* Work to be completed
Take the data below and repeat it exactly.

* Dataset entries
....................

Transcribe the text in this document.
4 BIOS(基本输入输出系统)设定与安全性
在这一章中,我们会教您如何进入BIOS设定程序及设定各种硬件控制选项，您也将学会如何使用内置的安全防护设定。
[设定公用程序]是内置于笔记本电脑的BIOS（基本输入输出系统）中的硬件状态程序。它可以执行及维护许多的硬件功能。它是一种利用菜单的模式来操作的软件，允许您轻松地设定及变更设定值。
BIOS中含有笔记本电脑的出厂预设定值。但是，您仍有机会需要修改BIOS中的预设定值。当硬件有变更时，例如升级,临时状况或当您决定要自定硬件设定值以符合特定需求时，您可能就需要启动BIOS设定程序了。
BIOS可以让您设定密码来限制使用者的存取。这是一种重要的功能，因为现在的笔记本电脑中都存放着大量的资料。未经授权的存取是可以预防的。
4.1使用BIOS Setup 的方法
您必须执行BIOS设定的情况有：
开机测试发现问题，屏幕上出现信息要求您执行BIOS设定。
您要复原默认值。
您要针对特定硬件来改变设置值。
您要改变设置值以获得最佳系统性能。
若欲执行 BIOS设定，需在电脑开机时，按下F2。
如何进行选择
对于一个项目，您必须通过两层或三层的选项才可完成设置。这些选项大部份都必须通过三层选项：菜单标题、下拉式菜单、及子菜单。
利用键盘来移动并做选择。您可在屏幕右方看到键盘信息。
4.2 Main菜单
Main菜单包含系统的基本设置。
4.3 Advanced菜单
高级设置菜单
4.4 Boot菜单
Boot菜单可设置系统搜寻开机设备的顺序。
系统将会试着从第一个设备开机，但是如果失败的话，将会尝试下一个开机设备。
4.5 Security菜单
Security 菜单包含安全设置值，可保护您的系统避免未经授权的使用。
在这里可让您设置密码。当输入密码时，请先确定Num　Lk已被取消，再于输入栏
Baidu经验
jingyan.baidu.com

....................

* Task output
Transcribe the text in this document.
4 BIOS(基本输入输出系统)设定与安全性
在这一章中,我们会教您如何进入BIOS设定程序及设定各种硬件控制选项，您也将学会如何使用内置的安全防护设定。
[设定公用程序]是内置于笔记本电脑的BIOS（基本输入输出系统）中的硬件状态程序。它可以执行及维护许多的硬件功能。它是一种利用菜单的模式来操作的软件，允许您轻松地设定及变更设定值。
BIOS中含有笔记本电脑的出厂预设定值。但是，您仍有机会需要修改BIOS中的预设定值。当硬件有变更时，例如升级,临时状况或当您决定要自定硬件设定值以符合特定需求时，您可能就需要启动BIOS设定程序了。
BIOS可以让您设定密码来限制使用者的存取。这是一种重要的功能，因为现在的笔记本电脑中都存放着大量的资料。未经授权的存取是可以预防的。
4.1使用BIOS Setup 的方法
您必须执行BIOS设定的情况有：
开机测试发现问题，屏幕上出现信息要求您执行BIOS设定。
您要复原默认值。
您要针对特定硬件来改变设置值。
您要改变设置值以获得最佳系统性能。
若欲执行 BIOS设定，需在电脑开机时，按下F2。
如何进行选择
对于一个项目，您必须通过两层或三层的选项才可完成设置。这些选项大部份都必须通过三层选项：菜单标题、下拉式菜单、及子菜单。
利用键盘来移动并做选择。您可在屏幕右方看到键盘信息。
4.2 Main菜单
Main菜单包含系统的基本设置。
4.3 Advanced菜单
高级设置菜单
4.4 Boot菜单
Boot菜单可设置系统搜寻开机设备的顺序。
系统将会试着从第一个设备开机，但是如果失败的话，将会尝试下一个开机设备。
4.5 Security菜单
Security 菜单包含安全设置值，可保护您的系统避免未经授权的使用。
在这里可让您设置密码。当输入密码时，请先确定Num　Lk已被取消，再于输入栏
Baidu经验
jingyan.baidu.com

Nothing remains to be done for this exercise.